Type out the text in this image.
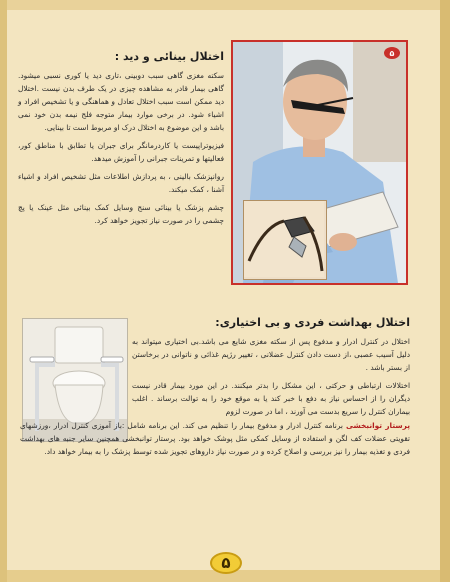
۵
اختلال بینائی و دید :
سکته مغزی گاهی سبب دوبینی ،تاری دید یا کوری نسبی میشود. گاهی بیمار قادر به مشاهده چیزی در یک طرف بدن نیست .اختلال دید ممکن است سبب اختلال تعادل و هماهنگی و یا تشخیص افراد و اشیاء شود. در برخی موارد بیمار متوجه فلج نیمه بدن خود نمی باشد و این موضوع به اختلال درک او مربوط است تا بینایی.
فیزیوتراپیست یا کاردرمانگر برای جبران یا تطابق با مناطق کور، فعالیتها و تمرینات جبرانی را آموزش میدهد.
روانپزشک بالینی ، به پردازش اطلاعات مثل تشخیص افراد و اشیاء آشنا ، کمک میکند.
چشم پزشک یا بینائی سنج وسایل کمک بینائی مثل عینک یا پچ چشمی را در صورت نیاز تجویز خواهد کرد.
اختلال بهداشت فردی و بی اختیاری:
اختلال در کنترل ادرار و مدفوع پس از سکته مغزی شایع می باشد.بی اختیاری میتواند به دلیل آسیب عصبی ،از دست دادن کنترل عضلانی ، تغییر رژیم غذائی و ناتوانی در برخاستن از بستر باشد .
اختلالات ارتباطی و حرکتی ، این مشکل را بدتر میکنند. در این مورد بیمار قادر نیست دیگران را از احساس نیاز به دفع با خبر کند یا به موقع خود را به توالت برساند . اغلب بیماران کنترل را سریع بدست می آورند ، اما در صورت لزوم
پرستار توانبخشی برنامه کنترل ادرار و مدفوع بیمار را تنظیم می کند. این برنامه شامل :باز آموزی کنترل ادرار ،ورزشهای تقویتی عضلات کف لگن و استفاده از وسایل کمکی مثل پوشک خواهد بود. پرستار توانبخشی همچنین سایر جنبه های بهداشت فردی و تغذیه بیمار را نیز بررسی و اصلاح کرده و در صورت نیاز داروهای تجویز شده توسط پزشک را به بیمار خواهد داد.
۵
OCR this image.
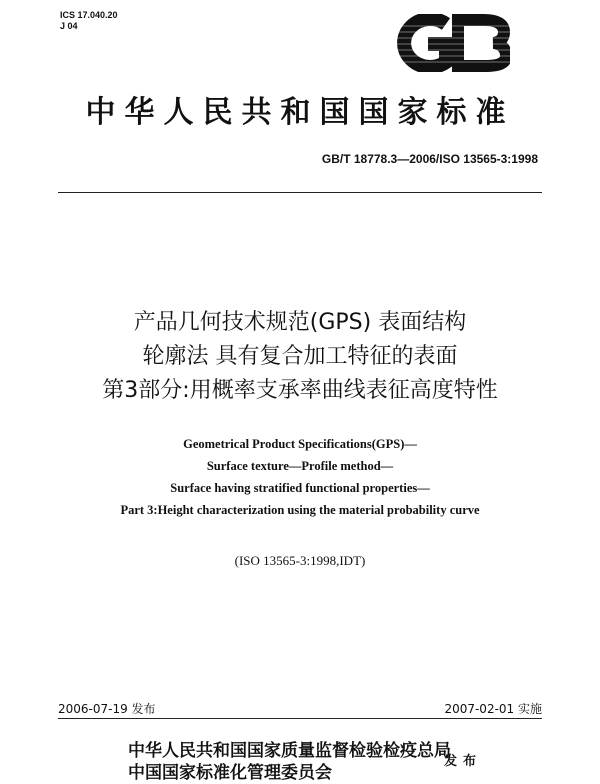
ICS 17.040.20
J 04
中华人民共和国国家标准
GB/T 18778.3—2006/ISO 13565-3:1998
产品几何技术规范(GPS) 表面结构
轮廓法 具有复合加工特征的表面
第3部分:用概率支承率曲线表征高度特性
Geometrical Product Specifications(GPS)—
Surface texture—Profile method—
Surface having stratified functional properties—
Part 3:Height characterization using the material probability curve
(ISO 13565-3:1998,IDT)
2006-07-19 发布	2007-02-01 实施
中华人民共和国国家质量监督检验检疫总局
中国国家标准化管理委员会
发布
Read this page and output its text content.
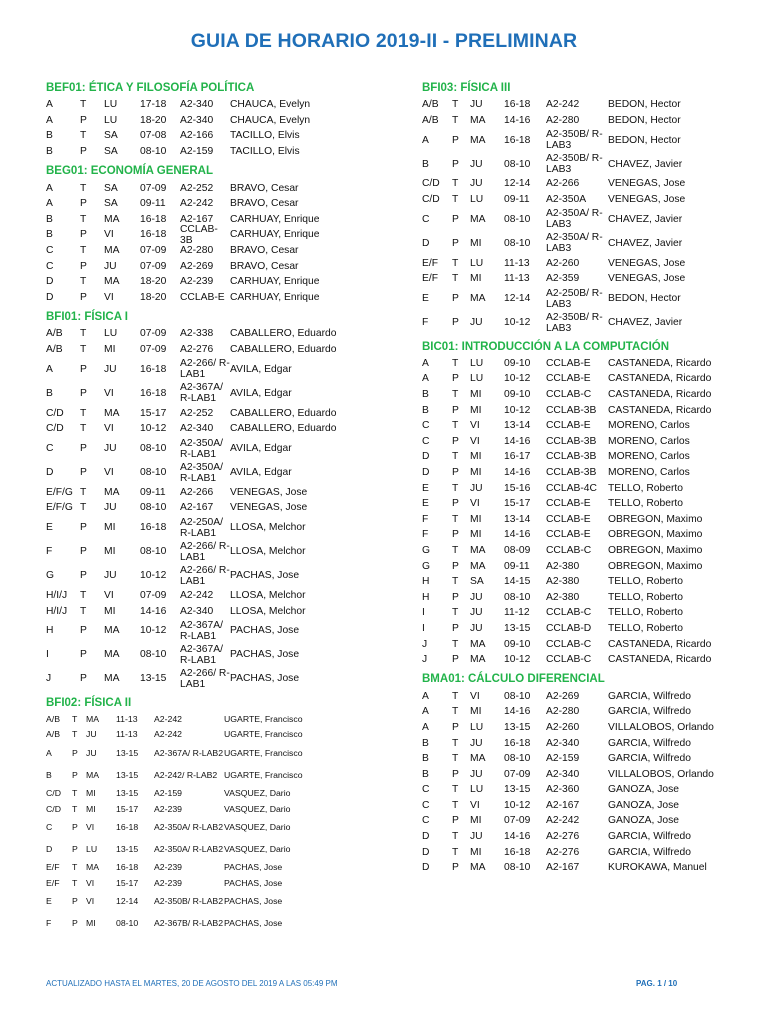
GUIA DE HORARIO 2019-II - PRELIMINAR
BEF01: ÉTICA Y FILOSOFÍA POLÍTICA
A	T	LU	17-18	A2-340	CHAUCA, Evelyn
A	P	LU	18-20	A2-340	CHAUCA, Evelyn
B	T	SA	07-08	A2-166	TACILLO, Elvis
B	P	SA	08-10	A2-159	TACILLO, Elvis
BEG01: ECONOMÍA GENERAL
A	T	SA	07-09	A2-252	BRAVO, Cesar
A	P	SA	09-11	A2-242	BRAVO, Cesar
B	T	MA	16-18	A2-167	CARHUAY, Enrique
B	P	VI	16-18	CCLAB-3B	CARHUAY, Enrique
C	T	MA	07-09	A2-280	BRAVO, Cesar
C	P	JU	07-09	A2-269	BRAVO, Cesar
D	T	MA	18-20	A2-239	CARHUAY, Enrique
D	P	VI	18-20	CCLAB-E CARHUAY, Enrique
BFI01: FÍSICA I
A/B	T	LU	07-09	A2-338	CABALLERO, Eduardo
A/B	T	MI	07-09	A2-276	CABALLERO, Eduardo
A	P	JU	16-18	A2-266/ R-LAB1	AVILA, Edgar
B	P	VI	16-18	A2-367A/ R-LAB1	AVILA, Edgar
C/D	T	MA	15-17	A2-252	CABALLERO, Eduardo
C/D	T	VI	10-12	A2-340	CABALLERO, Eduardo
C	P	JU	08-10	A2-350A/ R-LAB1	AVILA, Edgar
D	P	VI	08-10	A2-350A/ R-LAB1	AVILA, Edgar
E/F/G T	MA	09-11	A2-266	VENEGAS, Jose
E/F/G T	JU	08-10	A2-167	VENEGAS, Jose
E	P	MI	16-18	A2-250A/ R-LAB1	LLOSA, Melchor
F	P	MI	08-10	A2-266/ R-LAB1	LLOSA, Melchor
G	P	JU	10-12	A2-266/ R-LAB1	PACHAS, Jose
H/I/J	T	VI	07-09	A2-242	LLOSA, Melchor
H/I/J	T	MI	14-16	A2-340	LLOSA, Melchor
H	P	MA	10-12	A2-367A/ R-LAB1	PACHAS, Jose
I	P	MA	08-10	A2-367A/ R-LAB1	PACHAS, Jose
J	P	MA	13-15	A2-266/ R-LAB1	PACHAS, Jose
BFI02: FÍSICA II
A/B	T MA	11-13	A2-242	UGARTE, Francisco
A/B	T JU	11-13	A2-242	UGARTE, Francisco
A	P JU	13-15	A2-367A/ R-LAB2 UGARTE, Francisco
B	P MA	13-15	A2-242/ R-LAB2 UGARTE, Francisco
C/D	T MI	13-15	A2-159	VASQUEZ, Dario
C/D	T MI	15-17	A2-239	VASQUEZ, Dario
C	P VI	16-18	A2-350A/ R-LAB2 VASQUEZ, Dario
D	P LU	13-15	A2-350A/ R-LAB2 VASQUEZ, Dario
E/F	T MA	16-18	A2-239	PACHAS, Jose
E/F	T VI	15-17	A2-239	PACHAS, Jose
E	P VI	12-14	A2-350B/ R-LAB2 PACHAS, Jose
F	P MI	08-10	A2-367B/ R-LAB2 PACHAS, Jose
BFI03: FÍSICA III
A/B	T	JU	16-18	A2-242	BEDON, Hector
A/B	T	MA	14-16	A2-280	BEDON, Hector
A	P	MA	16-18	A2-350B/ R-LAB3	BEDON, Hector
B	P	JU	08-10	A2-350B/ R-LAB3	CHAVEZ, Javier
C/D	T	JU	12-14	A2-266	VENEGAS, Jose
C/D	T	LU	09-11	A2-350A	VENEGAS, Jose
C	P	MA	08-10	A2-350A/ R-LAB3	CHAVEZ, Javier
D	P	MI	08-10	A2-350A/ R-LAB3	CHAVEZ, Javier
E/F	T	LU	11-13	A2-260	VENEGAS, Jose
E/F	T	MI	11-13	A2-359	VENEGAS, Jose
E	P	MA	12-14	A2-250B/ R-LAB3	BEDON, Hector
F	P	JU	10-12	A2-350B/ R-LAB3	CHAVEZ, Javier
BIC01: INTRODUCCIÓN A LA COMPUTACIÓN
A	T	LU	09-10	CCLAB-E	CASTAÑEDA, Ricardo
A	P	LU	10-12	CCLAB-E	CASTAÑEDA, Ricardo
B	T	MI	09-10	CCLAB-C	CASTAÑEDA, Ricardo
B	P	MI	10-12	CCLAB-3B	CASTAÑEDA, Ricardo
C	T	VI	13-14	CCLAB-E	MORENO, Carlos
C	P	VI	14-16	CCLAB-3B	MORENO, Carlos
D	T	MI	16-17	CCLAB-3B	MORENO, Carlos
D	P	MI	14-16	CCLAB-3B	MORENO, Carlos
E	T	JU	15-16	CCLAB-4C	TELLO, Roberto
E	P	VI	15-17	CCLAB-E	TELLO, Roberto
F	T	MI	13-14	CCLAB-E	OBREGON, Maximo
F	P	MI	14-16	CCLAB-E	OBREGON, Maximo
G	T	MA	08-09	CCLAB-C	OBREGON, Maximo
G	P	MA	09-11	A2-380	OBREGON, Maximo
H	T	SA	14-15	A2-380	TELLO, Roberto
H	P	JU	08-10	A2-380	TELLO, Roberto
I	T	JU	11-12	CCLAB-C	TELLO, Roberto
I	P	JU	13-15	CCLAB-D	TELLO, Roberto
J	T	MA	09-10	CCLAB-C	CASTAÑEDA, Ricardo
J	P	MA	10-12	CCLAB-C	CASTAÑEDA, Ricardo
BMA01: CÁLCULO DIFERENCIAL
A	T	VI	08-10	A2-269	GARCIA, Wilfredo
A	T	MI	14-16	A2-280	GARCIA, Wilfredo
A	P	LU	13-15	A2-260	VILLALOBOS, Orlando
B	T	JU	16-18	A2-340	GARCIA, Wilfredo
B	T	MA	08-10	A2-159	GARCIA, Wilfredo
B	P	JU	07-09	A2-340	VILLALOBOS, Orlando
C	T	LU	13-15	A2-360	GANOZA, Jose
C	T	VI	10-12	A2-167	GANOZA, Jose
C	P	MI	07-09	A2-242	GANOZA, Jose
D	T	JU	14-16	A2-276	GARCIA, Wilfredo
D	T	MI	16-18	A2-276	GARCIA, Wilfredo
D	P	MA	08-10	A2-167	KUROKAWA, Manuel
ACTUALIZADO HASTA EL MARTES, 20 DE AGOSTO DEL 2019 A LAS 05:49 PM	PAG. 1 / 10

* * *

> To be done: From the records above, copy every line that holds the word "باشد".

> Correct output:
سکته مغزی گاهی سبب دوبینی ،تاری دید یا کوری نسبی میشود. گاهی بیمار قادر به مشاهده چیزی در یک طرف بدن نیست .اختلال دید ممکن است سبب اختلال تعادل و هماهنگی و یا تشخیص افراد و اشیاء شود. در برخی موارد بیمار متوجه فلج نیمه بدن خود نمی باشد و این موضوع به اختلال درک او مربوط است تا بینایی.
اختلال در کنترل ادرار و مدفوع پس از سکته مغزی شایع می باشد.بی اختیاری میتواند به دلیل آسیب عصبی ،از دست دادن کنترل عضلانی ، تغییر رژیم غذائی و ناتوانی در برخاستن از بستر باشد .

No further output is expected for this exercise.